Data items
◇ ◇ ◇ ◇ ◇
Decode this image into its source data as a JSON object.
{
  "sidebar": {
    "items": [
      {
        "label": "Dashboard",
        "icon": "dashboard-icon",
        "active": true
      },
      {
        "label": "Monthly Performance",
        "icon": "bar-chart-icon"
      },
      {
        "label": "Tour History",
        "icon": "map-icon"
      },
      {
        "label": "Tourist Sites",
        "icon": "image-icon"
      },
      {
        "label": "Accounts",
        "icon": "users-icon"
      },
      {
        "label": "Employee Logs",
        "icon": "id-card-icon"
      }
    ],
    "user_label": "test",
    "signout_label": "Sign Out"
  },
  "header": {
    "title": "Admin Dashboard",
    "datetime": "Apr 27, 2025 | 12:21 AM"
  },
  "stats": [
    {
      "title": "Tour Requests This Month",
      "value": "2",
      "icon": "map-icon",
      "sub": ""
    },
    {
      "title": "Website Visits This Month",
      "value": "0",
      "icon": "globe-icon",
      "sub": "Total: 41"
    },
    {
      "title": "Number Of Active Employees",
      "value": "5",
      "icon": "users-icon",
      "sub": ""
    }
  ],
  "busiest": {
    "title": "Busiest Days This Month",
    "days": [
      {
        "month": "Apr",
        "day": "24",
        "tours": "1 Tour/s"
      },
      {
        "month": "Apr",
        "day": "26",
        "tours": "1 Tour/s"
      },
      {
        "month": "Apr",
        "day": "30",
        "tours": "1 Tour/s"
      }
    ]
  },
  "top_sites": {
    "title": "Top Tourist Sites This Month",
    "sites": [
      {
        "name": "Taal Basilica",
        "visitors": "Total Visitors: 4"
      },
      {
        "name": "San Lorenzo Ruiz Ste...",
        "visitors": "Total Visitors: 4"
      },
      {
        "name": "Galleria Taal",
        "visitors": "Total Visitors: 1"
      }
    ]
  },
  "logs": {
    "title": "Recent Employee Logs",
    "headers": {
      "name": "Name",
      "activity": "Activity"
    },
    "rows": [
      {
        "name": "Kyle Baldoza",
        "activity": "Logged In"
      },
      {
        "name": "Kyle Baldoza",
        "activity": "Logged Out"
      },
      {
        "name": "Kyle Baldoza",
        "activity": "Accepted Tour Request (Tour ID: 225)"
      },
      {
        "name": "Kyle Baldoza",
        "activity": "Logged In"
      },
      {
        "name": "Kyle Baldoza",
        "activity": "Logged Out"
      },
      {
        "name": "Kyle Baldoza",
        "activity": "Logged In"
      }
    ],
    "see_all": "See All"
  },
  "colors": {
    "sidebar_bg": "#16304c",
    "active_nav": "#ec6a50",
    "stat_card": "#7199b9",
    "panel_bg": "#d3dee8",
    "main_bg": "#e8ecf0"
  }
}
◇ ◇ ◇ ◇ ◇
§ What the exercise asks: Could you quote the material above in full, exactly as it stands?

§ Exercise solution:
Decode this image into its source data as a JSON object.
{
  "sidebar": {
    "items": [
      {
        "label": "Dashboard",
        "icon": "dashboard-icon",
        "active": true
      },
      {
        "label": "Monthly Performance",
        "icon": "bar-chart-icon"
      },
      {
        "label": "Tour History",
        "icon": "map-icon"
      },
      {
        "label": "Tourist Sites",
        "icon": "image-icon"
      },
      {
        "label": "Accounts",
        "icon": "users-icon"
      },
      {
        "label": "Employee Logs",
        "icon": "id-card-icon"
      }
    ],
    "user_label": "test",
    "signout_label": "Sign Out"
  },
  "header": {
    "title": "Admin Dashboard",
    "datetime": "Apr 27, 2025 | 12:21 AM"
  },
  "stats": [
    {
      "title": "Tour Requests This Month",
      "value": "2",
      "icon": "map-icon",
      "sub": ""
    },
    {
      "title": "Website Visits This Month",
      "value": "0",
      "icon": "globe-icon",
      "sub": "Total: 41"
    },
    {
      "title": "Number Of Active Employees",
      "value": "5",
      "icon": "users-icon",
      "sub": ""
    }
  ],
  "busiest": {
    "title": "Busiest Days This Month",
    "days": [
      {
        "month": "Apr",
        "day": "24",
        "tours": "1 Tour/s"
      },
      {
        "month": "Apr",
        "day": "26",
        "tours": "1 Tour/s"
      },
      {
        "month": "Apr",
        "day": "30",
        "tours": "1 Tour/s"
      }
    ]
  },
  "top_sites": {
    "title": "Top Tourist Sites This Month",
    "sites": [
      {
        "name": "Taal Basilica",
        "visitors": "Total Visitors: 4"
      },
      {
        "name": "San Lorenzo Ruiz Ste...",
        "visitors": "Total Visitors: 4"
      },
      {
        "name": "Galleria Taal",
        "visitors": "Total Visitors: 1"
      }
    ]
  },
  "logs": {
    "title": "Recent Employee Logs",
    "headers": {
      "name": "Name",
      "activity": "Activity"
    },
    "rows": [
      {
        "name": "Kyle Baldoza",
        "activity": "Logged In"
      },
      {
        "name": "Kyle Baldoza",
        "activity": "Logged Out"
      },
      {
        "name": "Kyle Baldoza",
        "activity": "Accepted Tour Request (Tour ID: 225)"
      },
      {
        "name": "Kyle Baldoza",
        "activity": "Logged In"
      },
      {
        "name": "Kyle Baldoza",
        "activity": "Logged Out"
      },
      {
        "name": "Kyle Baldoza",
        "activity": "Logged In"
      }
    ],
    "see_all": "See All"
  },
  "colors": {
    "sidebar_bg": "#16304c",
    "active_nav": "#ec6a50",
    "stat_card": "#7199b9",
    "panel_bg": "#d3dee8",
    "main_bg": "#e8ecf0"
  }
}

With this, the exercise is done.